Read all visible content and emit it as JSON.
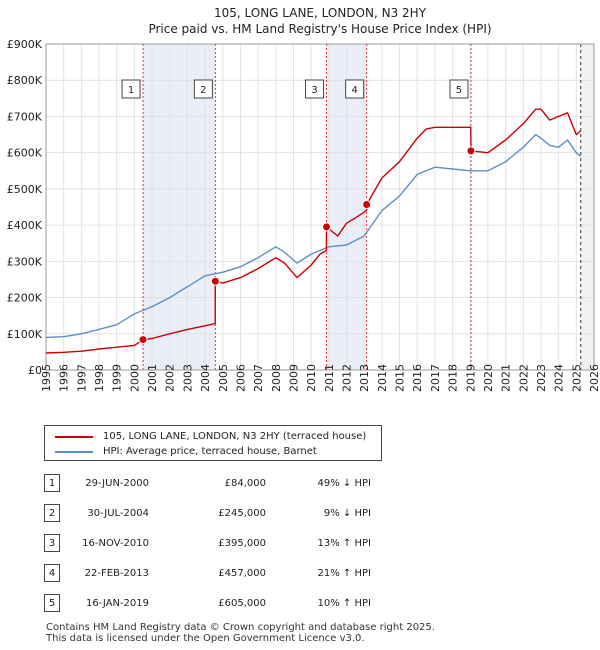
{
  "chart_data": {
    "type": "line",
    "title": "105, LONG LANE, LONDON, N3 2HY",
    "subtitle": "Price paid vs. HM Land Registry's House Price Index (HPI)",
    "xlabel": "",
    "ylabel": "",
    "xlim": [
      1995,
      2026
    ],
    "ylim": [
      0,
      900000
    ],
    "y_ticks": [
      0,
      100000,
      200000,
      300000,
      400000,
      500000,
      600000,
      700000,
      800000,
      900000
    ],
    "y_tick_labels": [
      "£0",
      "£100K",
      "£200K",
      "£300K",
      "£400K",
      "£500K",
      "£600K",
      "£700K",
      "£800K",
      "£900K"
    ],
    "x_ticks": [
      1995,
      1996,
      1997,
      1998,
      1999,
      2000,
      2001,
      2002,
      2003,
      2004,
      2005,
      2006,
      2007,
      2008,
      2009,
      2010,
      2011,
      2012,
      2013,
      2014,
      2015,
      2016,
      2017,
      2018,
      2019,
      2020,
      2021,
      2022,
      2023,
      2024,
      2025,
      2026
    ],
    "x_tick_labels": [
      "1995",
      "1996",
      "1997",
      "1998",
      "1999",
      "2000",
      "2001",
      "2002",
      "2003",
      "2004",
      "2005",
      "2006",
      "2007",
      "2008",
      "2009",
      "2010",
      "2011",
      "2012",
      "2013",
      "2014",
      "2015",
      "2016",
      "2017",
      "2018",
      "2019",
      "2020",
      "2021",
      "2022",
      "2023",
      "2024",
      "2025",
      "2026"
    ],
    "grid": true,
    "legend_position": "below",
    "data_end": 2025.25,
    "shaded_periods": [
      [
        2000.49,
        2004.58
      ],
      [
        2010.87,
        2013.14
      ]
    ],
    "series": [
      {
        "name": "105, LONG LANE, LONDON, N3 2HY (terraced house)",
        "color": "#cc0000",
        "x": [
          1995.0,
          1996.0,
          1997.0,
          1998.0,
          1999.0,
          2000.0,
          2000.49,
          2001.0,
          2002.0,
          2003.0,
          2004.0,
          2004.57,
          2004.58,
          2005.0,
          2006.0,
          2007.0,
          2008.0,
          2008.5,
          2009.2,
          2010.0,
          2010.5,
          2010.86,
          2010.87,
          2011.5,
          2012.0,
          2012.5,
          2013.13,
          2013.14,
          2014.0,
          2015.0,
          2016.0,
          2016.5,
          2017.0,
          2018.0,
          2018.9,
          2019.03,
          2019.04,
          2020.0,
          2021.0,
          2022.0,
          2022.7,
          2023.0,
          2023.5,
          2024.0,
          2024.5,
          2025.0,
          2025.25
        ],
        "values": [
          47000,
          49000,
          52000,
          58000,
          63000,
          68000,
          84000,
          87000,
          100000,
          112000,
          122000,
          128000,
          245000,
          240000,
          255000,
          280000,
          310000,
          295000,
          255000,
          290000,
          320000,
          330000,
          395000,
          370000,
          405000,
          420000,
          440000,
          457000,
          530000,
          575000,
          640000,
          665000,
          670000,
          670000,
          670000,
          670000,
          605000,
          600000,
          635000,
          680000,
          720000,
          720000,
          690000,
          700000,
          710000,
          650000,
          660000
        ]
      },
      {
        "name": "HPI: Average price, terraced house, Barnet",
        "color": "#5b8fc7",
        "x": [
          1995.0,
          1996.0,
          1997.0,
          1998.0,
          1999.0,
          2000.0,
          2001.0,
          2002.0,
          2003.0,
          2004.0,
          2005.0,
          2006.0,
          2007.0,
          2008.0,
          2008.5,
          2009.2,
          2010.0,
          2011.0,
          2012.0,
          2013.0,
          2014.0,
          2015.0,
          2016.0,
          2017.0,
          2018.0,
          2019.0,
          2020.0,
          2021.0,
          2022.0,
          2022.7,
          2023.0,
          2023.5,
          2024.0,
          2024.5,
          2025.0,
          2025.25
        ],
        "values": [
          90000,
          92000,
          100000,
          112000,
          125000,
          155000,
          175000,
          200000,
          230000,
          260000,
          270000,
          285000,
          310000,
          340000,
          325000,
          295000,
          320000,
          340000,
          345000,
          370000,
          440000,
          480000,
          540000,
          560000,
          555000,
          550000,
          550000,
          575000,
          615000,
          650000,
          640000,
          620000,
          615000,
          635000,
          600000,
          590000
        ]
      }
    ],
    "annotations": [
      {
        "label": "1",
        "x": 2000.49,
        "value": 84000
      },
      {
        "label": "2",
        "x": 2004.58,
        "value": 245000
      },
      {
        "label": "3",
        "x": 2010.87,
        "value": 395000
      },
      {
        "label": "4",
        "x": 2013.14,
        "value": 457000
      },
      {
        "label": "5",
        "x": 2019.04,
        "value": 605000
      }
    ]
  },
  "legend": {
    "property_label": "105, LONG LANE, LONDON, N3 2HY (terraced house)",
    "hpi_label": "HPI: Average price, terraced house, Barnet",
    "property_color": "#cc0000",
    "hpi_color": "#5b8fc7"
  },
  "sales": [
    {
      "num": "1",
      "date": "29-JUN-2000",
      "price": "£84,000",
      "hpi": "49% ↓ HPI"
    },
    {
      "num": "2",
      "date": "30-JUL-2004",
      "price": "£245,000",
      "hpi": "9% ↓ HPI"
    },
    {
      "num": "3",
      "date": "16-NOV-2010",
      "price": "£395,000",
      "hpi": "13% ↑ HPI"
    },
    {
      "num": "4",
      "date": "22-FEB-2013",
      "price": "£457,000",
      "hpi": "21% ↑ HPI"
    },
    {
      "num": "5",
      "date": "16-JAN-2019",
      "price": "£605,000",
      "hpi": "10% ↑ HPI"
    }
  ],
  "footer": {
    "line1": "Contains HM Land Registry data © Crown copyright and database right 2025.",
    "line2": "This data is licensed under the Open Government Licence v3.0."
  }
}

Directions for this task — With the pictures left out, transcribe the material exactly.

Solution to this exercise —
Read all visible content and emit it as JSON.
{
  "chart_data": {
    "type": "line",
    "title": "105, LONG LANE, LONDON, N3 2HY",
    "subtitle": "Price paid vs. HM Land Registry's House Price Index (HPI)",
    "xlabel": "",
    "ylabel": "",
    "xlim": [
      1995,
      2026
    ],
    "ylim": [
      0,
      900000
    ],
    "y_ticks": [
      0,
      100000,
      200000,
      300000,
      400000,
      500000,
      600000,
      700000,
      800000,
      900000
    ],
    "y_tick_labels": [
      "£0",
      "£100K",
      "£200K",
      "£300K",
      "£400K",
      "£500K",
      "£600K",
      "£700K",
      "£800K",
      "£900K"
    ],
    "x_ticks": [
      1995,
      1996,
      1997,
      1998,
      1999,
      2000,
      2001,
      2002,
      2003,
      2004,
      2005,
      2006,
      2007,
      2008,
      2009,
      2010,
      2011,
      2012,
      2013,
      2014,
      2015,
      2016,
      2017,
      2018,
      2019,
      2020,
      2021,
      2022,
      2023,
      2024,
      2025,
      2026
    ],
    "x_tick_labels": [
      "1995",
      "1996",
      "1997",
      "1998",
      "1999",
      "2000",
      "2001",
      "2002",
      "2003",
      "2004",
      "2005",
      "2006",
      "2007",
      "2008",
      "2009",
      "2010",
      "2011",
      "2012",
      "2013",
      "2014",
      "2015",
      "2016",
      "2017",
      "2018",
      "2019",
      "2020",
      "2021",
      "2022",
      "2023",
      "2024",
      "2025",
      "2026"
    ],
    "grid": true,
    "legend_position": "below",
    "data_end": 2025.25,
    "shaded_periods": [
      [
        2000.49,
        2004.58
      ],
      [
        2010.87,
        2013.14
      ]
    ],
    "series": [
      {
        "name": "105, LONG LANE, LONDON, N3 2HY (terraced house)",
        "color": "#cc0000",
        "x": [
          1995.0,
          1996.0,
          1997.0,
          1998.0,
          1999.0,
          2000.0,
          2000.49,
          2001.0,
          2002.0,
          2003.0,
          2004.0,
          2004.57,
          2004.58,
          2005.0,
          2006.0,
          2007.0,
          2008.0,
          2008.5,
          2009.2,
          2010.0,
          2010.5,
          2010.86,
          2010.87,
          2011.5,
          2012.0,
          2012.5,
          2013.13,
          2013.14,
          2014.0,
          2015.0,
          2016.0,
          2016.5,
          2017.0,
          2018.0,
          2018.9,
          2019.03,
          2019.04,
          2020.0,
          2021.0,
          2022.0,
          2022.7,
          2023.0,
          2023.5,
          2024.0,
          2024.5,
          2025.0,
          2025.25
        ],
        "values": [
          47000,
          49000,
          52000,
          58000,
          63000,
          68000,
          84000,
          87000,
          100000,
          112000,
          122000,
          128000,
          245000,
          240000,
          255000,
          280000,
          310000,
          295000,
          255000,
          290000,
          320000,
          330000,
          395000,
          370000,
          405000,
          420000,
          440000,
          457000,
          530000,
          575000,
          640000,
          665000,
          670000,
          670000,
          670000,
          670000,
          605000,
          600000,
          635000,
          680000,
          720000,
          720000,
          690000,
          700000,
          710000,
          650000,
          660000
        ]
      },
      {
        "name": "HPI: Average price, terraced house, Barnet",
        "color": "#5b8fc7",
        "x": [
          1995.0,
          1996.0,
          1997.0,
          1998.0,
          1999.0,
          2000.0,
          2001.0,
          2002.0,
          2003.0,
          2004.0,
          2005.0,
          2006.0,
          2007.0,
          2008.0,
          2008.5,
          2009.2,
          2010.0,
          2011.0,
          2012.0,
          2013.0,
          2014.0,
          2015.0,
          2016.0,
          2017.0,
          2018.0,
          2019.0,
          2020.0,
          2021.0,
          2022.0,
          2022.7,
          2023.0,
          2023.5,
          2024.0,
          2024.5,
          2025.0,
          2025.25
        ],
        "values": [
          90000,
          92000,
          100000,
          112000,
          125000,
          155000,
          175000,
          200000,
          230000,
          260000,
          270000,
          285000,
          310000,
          340000,
          325000,
          295000,
          320000,
          340000,
          345000,
          370000,
          440000,
          480000,
          540000,
          560000,
          555000,
          550000,
          550000,
          575000,
          615000,
          650000,
          640000,
          620000,
          615000,
          635000,
          600000,
          590000
        ]
      }
    ],
    "annotations": [
      {
        "label": "1",
        "x": 2000.49,
        "value": 84000
      },
      {
        "label": "2",
        "x": 2004.58,
        "value": 245000
      },
      {
        "label": "3",
        "x": 2010.87,
        "value": 395000
      },
      {
        "label": "4",
        "x": 2013.14,
        "value": 457000
      },
      {
        "label": "5",
        "x": 2019.04,
        "value": 605000
      }
    ]
  },
  "legend": {
    "property_label": "105, LONG LANE, LONDON, N3 2HY (terraced house)",
    "hpi_label": "HPI: Average price, terraced house, Barnet",
    "property_color": "#cc0000",
    "hpi_color": "#5b8fc7"
  },
  "sales": [
    {
      "num": "1",
      "date": "29-JUN-2000",
      "price": "£84,000",
      "hpi": "49% ↓ HPI"
    },
    {
      "num": "2",
      "date": "30-JUL-2004",
      "price": "£245,000",
      "hpi": "9% ↓ HPI"
    },
    {
      "num": "3",
      "date": "16-NOV-2010",
      "price": "£395,000",
      "hpi": "13% ↑ HPI"
    },
    {
      "num": "4",
      "date": "22-FEB-2013",
      "price": "£457,000",
      "hpi": "21% ↑ HPI"
    },
    {
      "num": "5",
      "date": "16-JAN-2019",
      "price": "£605,000",
      "hpi": "10% ↑ HPI"
    }
  ],
  "footer": {
    "line1": "Contains HM Land Registry data © Crown copyright and database right 2025.",
    "line2": "This data is licensed under the Open Government Licence v3.0."
  }
}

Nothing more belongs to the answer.